Aim of the task:
Write out the data again exactly, skipping every picture.

##### Dataset records

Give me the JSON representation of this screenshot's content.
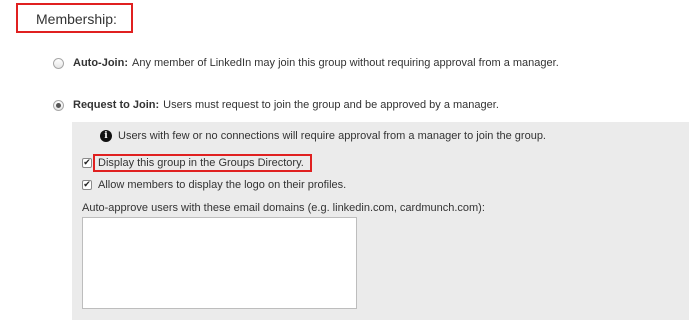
{
  "section": {
    "title": "Membership:"
  },
  "options": {
    "auto_join": {
      "label": "Auto-Join:",
      "description": "Any member of LinkedIn may join this group without requiring approval from a manager.",
      "selected": false
    },
    "request_to_join": {
      "label": "Request to Join:",
      "description": "Users must request to join the group and be approved by a manager.",
      "selected": true
    }
  },
  "panel": {
    "notice_icon": "info-icon",
    "notice": "Users with few or no connections will require approval from a manager to join the group.",
    "directory_checkbox": {
      "label": "Display this group in the Groups Directory.",
      "checked": true
    },
    "logo_checkbox": {
      "label": "Allow members to display the logo on their profiles.",
      "checked": true
    },
    "domains_label": "Auto-approve users with these email domains (e.g. linkedin.com, cardmunch.com):",
    "domains_value": ""
  },
  "colors": {
    "highlight": "#e02020",
    "panel_bg": "#ebebeb"
  }
}
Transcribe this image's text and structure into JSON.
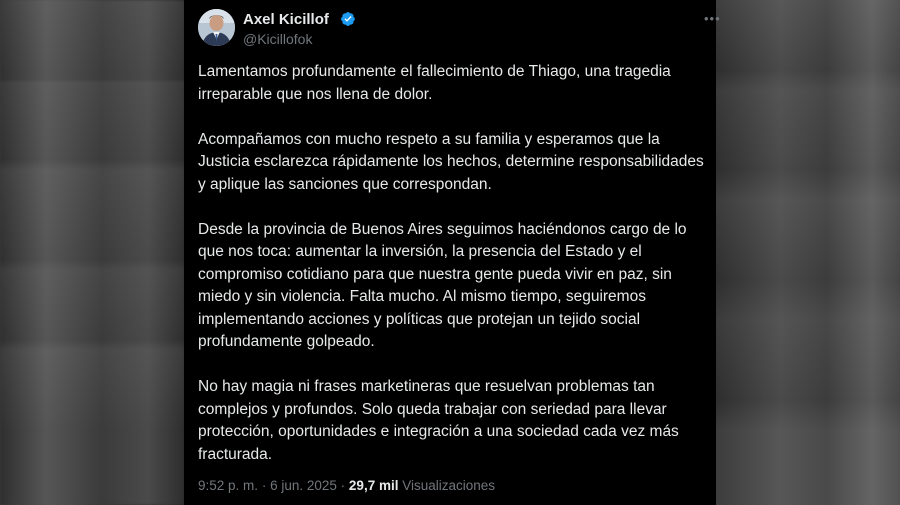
{
  "tweet": {
    "author_name": "Axel Kicillof",
    "author_handle": "@Kicillofok",
    "paragraphs": [
      "Lamentamos profundamente el fallecimiento de Thiago, una tragedia irreparable que nos llena de dolor.",
      "Acompañamos con mucho respeto a su familia y esperamos que la Justicia esclarezca rápidamente los hechos, determine responsabilidades y aplique las sanciones que correspondan.",
      "Desde la provincia de Buenos Aires seguimos haciéndonos cargo de lo que nos toca: aumentar la inversión, la presencia del Estado y el compromiso cotidiano para que nuestra gente pueda vivir en paz, sin miedo y sin violencia. Falta mucho. Al mismo tiempo, seguiremos implementando acciones y políticas que protejan un tejido social profundamente golpeado.",
      "No hay magia ni frases marketineras que resuelvan problemas tan complejos y profundos. Solo queda trabajar con seriedad para llevar protección, oportunidades e integración a una sociedad cada vez más fracturada."
    ],
    "time": "9:52 p. m.",
    "separator": "·",
    "date": "6 jun. 2025",
    "views_count": "29,7 mil",
    "views_label": "Visualizaciones",
    "more_icon": "more-dots-icon",
    "verified_icon": "verified-badge-icon"
  },
  "colors": {
    "background": "#000000",
    "text": "#e7e9ea",
    "secondary": "#71767b",
    "verified": "#1d9bf0"
  }
}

##########

Worked answer:
Give me the JSON representation of this screenshot's content.
{
  "section": {
    "title": "Membership:"
  },
  "options": {
    "auto_join": {
      "label": "Auto-Join:",
      "description": "Any member of LinkedIn may join this group without requiring approval from a manager.",
      "selected": false
    },
    "request_to_join": {
      "label": "Request to Join:",
      "description": "Users must request to join the group and be approved by a manager.",
      "selected": true
    }
  },
  "panel": {
    "notice_icon": "info-icon",
    "notice": "Users with few or no connections will require approval from a manager to join the group.",
    "directory_checkbox": {
      "label": "Display this group in the Groups Directory.",
      "checked": true
    },
    "logo_checkbox": {
      "label": "Allow members to display the logo on their profiles.",
      "checked": true
    },
    "domains_label": "Auto-approve users with these email domains (e.g. linkedin.com, cardmunch.com):",
    "domains_value": ""
  },
  "colors": {
    "highlight": "#e02020",
    "panel_bg": "#ebebeb"
  }
}
Transcribe this image's text and structure into JSON.
{
  "tweet": {
    "author_name": "Axel Kicillof",
    "author_handle": "@Kicillofok",
    "paragraphs": [
      "Lamentamos profundamente el fallecimiento de Thiago, una tragedia irreparable que nos llena de dolor.",
      "Acompañamos con mucho respeto a su familia y esperamos que la Justicia esclarezca rápidamente los hechos, determine responsabilidades y aplique las sanciones que correspondan.",
      "Desde la provincia de Buenos Aires seguimos haciéndonos cargo de lo que nos toca: aumentar la inversión, la presencia del Estado y el compromiso cotidiano para que nuestra gente pueda vivir en paz, sin miedo y sin violencia. Falta mucho. Al mismo tiempo, seguiremos implementando acciones y políticas que protejan un tejido social profundamente golpeado.",
      "No hay magia ni frases marketineras que resuelvan problemas tan complejos y profundos. Solo queda trabajar con seriedad para llevar protección, oportunidades e integración a una sociedad cada vez más fracturada."
    ],
    "time": "9:52 p. m.",
    "separator": "·",
    "date": "6 jun. 2025",
    "views_count": "29,7 mil",
    "views_label": "Visualizaciones",
    "more_icon": "more-dots-icon",
    "verified_icon": "verified-badge-icon"
  },
  "colors": {
    "background": "#000000",
    "text": "#e7e9ea",
    "secondary": "#71767b",
    "verified": "#1d9bf0"
  }
}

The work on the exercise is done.